**Prompt:** Copy the listing line for line, from its first line through the line containing "processing-times-heading: Processing times", both ends included.

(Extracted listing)
==*==

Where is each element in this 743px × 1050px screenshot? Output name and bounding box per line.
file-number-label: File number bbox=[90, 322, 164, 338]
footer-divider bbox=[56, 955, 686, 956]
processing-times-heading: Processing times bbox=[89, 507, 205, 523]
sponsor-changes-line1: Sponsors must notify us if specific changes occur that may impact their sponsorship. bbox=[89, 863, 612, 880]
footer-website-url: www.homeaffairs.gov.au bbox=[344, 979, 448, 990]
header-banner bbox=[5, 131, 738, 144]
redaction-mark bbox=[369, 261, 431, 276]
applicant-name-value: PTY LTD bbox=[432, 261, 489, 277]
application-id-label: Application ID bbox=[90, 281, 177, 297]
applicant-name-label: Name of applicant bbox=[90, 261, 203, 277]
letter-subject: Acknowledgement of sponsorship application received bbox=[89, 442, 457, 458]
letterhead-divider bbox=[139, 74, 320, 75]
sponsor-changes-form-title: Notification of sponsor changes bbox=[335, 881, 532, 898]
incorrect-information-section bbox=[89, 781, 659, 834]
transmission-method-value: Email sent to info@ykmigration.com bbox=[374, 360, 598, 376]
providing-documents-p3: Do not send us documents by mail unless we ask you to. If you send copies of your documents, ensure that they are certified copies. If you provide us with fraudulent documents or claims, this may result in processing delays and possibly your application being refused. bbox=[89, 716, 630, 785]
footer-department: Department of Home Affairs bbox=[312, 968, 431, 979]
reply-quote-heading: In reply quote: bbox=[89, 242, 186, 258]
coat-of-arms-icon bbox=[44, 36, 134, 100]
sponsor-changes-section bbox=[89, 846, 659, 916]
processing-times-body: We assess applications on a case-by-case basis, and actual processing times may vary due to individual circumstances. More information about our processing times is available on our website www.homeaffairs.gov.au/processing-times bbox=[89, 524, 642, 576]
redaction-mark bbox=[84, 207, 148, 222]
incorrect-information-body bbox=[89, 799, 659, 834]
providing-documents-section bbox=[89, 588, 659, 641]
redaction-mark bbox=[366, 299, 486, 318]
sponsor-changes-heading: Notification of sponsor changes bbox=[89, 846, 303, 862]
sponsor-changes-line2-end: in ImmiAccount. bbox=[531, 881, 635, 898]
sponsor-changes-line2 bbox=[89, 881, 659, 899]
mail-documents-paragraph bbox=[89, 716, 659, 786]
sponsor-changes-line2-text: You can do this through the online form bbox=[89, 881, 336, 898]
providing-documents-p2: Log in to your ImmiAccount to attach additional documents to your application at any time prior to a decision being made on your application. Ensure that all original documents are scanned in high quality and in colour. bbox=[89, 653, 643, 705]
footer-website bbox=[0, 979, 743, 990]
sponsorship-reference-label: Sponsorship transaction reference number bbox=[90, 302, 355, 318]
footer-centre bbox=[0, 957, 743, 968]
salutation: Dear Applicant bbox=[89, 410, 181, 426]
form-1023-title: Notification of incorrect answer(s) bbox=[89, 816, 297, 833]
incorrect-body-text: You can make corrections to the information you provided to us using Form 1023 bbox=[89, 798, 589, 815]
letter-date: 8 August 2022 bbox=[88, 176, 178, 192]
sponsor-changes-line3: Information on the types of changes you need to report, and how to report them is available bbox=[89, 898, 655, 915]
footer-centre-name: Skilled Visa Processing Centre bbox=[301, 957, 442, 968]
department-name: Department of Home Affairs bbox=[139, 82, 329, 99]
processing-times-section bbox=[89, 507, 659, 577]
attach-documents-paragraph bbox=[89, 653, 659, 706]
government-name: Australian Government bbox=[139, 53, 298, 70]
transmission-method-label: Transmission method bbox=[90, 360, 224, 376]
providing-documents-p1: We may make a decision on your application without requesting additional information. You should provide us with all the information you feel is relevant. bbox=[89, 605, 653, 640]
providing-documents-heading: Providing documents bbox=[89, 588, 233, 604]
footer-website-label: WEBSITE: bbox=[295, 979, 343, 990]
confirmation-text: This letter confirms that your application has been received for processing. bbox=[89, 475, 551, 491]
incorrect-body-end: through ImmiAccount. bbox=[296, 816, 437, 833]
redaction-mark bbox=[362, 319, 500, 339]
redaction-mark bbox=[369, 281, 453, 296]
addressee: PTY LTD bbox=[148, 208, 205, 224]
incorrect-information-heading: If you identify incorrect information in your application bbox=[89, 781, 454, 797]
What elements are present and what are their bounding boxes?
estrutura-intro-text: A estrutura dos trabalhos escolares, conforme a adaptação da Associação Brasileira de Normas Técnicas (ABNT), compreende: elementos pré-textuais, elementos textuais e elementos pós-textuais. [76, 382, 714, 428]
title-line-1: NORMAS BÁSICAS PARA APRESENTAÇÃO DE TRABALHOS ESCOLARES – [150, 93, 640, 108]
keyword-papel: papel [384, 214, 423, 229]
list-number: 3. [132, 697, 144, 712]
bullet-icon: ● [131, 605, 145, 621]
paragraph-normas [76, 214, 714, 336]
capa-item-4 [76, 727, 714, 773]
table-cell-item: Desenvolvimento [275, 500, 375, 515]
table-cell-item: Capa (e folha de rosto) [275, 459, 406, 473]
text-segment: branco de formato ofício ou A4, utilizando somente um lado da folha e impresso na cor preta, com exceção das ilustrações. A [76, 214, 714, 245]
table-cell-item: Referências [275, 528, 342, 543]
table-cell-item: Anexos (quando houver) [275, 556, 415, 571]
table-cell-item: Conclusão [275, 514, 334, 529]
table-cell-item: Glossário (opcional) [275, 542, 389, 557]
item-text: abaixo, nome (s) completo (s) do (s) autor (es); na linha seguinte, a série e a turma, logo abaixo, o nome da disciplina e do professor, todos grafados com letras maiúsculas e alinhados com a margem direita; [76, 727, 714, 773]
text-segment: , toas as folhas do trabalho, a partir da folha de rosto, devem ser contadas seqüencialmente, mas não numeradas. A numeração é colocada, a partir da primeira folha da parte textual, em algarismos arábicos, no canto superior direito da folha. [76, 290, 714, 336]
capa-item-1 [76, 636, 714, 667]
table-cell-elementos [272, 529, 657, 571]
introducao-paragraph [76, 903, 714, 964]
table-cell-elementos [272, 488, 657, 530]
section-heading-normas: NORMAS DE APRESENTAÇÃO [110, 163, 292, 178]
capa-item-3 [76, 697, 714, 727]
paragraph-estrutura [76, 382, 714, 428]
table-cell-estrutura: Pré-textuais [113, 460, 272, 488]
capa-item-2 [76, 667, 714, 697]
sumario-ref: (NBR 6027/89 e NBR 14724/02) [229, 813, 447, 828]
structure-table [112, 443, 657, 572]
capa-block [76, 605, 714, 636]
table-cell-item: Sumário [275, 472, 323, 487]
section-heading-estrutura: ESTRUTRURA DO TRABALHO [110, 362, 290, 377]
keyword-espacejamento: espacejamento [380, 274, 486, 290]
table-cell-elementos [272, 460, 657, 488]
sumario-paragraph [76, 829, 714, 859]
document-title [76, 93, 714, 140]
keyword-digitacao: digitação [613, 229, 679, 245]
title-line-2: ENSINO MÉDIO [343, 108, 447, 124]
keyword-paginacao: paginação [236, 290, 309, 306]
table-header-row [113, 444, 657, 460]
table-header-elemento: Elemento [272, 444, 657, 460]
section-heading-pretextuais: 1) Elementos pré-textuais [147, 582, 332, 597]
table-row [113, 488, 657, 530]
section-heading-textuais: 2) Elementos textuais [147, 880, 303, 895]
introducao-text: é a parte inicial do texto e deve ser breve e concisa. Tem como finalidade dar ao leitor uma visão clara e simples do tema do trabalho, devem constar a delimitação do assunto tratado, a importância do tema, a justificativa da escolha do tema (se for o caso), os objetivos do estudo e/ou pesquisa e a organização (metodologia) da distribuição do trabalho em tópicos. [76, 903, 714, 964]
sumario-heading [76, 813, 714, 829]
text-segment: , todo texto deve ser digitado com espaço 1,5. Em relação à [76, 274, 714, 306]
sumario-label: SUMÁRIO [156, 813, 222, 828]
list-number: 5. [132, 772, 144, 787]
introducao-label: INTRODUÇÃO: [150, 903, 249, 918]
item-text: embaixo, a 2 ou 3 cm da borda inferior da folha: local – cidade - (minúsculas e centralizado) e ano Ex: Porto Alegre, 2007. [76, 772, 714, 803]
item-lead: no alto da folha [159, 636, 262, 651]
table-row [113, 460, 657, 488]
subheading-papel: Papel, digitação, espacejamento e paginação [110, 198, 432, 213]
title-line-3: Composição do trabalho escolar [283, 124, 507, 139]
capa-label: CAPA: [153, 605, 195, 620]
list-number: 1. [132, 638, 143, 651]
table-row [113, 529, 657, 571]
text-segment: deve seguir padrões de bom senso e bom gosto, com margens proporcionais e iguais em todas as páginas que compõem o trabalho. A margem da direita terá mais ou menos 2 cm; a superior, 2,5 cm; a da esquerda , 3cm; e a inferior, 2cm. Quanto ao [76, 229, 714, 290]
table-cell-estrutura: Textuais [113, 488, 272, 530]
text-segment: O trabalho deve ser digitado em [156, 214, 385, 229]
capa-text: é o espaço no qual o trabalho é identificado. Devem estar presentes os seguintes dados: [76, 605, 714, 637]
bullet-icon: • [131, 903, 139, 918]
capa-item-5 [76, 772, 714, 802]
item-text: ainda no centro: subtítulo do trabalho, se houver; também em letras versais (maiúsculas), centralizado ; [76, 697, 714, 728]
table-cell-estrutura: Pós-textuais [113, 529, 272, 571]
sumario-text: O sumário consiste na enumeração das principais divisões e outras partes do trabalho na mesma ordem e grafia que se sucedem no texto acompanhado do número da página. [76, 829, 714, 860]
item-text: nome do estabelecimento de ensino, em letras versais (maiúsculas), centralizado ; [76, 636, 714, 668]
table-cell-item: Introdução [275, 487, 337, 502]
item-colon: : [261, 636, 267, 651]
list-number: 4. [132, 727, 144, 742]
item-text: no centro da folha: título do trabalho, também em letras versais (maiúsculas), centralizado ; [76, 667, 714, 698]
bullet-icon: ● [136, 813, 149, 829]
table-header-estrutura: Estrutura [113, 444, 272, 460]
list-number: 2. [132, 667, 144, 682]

==*==

**Worked answer:**
Where is each element in this 743px × 1050px screenshot? Output name and bounding box per line.
file-number-label: File number bbox=[90, 322, 164, 338]
footer-divider bbox=[56, 955, 686, 956]
processing-times-heading: Processing times bbox=[89, 507, 205, 523]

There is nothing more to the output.